* What you are asked to do
Give the number of lines holding the string "name" and nothing more.

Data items

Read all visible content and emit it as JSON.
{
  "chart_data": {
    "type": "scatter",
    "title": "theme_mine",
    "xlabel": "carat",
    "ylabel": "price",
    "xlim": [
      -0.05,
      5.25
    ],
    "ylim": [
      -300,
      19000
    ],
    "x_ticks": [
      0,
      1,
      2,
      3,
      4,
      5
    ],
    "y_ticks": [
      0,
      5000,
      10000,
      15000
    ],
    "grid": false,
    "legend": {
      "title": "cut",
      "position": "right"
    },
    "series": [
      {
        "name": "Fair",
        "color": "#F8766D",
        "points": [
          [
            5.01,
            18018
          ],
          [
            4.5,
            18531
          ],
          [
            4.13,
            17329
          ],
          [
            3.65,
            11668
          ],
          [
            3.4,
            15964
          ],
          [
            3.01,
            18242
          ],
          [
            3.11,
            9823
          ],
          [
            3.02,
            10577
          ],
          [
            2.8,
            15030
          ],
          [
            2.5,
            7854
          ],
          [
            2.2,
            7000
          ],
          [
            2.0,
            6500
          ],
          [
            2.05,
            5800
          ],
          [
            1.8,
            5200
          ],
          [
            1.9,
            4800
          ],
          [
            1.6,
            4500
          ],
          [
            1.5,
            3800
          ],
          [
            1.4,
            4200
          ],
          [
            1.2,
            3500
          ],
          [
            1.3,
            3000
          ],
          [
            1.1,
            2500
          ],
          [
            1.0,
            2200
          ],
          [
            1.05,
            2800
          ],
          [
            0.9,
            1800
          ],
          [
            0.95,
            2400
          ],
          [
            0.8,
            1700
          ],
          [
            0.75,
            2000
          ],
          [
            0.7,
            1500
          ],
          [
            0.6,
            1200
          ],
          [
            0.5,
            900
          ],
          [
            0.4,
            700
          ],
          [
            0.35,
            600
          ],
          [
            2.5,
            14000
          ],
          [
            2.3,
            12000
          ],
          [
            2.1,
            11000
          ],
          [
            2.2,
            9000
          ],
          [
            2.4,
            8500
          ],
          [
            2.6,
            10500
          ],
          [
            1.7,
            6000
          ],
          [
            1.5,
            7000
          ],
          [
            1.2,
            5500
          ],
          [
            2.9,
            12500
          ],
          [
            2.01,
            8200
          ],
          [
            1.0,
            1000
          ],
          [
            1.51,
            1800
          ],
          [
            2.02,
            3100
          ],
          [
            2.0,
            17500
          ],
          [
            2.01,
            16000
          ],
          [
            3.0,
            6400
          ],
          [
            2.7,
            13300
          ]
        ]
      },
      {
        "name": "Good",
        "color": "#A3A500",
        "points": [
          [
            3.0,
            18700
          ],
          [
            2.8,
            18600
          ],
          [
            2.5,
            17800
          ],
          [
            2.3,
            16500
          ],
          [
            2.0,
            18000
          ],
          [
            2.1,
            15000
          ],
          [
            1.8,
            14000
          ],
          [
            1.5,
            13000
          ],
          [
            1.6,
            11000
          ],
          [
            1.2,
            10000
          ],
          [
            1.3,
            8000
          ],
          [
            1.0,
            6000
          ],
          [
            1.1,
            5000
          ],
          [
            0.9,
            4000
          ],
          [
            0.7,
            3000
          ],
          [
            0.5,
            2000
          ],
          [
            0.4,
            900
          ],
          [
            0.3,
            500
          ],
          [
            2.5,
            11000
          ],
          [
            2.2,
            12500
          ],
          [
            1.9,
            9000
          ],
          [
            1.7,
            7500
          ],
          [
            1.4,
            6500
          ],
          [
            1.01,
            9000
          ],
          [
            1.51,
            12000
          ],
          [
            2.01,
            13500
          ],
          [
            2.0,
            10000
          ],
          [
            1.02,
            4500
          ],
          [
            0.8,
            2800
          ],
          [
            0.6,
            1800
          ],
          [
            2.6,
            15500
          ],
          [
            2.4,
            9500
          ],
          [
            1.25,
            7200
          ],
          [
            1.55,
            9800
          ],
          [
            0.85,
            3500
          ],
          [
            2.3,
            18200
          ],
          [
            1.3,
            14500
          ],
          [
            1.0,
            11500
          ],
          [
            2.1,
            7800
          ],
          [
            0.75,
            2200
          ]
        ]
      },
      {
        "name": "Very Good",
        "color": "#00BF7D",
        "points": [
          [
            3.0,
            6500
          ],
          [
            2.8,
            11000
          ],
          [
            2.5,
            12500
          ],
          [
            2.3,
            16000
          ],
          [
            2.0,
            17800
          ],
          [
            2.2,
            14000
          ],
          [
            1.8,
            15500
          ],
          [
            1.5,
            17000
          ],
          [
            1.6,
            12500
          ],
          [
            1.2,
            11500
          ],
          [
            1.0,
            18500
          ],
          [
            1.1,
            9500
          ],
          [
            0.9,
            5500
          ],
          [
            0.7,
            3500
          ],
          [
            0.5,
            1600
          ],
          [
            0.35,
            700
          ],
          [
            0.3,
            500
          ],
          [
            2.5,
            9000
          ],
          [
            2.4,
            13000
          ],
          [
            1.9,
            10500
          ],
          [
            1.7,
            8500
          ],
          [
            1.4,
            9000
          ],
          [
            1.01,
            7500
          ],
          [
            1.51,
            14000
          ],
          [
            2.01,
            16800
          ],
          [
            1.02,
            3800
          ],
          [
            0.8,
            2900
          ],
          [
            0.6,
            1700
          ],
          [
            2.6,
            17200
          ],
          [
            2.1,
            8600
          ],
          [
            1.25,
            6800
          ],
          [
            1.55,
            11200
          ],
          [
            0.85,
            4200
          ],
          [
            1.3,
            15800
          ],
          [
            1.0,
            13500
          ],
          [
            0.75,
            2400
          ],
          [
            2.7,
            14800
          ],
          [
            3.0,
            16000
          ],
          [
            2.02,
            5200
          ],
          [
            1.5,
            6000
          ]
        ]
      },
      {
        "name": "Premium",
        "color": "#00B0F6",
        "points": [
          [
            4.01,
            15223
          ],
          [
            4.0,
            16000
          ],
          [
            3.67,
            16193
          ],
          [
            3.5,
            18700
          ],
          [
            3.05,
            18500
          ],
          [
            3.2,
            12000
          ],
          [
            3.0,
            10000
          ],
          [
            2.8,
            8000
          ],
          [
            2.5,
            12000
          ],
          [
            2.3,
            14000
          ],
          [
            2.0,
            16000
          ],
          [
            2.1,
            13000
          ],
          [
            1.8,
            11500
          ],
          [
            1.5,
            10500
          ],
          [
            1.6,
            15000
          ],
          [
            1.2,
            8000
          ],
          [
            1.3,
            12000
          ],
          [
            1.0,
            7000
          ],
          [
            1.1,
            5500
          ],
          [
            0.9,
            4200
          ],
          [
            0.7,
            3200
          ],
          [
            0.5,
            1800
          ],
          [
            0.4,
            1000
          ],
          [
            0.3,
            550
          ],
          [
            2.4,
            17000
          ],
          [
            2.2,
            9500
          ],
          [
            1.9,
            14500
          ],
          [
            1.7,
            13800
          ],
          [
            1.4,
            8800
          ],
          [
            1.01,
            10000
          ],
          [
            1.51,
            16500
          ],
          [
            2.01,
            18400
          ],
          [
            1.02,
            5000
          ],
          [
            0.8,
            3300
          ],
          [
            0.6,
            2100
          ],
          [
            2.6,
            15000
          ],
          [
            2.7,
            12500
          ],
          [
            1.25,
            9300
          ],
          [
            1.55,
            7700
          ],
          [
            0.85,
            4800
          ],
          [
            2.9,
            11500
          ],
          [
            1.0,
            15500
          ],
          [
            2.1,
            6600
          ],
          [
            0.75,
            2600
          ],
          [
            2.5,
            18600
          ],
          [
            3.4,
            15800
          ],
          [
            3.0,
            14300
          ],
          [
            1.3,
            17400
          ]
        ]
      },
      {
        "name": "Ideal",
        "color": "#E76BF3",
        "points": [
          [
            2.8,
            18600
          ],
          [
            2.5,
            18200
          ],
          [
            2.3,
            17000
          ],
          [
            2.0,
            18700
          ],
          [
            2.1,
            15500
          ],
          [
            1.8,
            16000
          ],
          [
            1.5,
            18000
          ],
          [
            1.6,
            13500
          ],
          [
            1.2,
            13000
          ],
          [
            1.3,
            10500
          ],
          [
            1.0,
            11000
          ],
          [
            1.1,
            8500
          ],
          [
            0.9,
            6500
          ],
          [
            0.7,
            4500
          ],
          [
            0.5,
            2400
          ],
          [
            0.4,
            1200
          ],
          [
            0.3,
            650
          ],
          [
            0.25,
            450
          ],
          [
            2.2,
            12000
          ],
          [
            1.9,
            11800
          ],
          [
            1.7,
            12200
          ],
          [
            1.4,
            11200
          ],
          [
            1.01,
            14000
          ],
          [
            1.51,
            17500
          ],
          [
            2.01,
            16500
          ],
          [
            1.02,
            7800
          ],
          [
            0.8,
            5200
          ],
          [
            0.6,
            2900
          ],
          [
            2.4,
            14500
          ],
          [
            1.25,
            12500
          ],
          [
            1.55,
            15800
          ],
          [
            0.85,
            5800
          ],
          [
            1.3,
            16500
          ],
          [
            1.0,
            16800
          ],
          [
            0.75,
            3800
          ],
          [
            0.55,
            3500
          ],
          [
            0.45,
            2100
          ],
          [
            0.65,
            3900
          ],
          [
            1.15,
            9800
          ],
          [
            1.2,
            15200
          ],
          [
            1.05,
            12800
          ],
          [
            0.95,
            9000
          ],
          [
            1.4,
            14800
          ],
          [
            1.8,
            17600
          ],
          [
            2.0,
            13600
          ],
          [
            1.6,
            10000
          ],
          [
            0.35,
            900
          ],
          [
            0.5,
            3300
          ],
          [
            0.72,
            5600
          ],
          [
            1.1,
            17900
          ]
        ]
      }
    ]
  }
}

* Task answer
5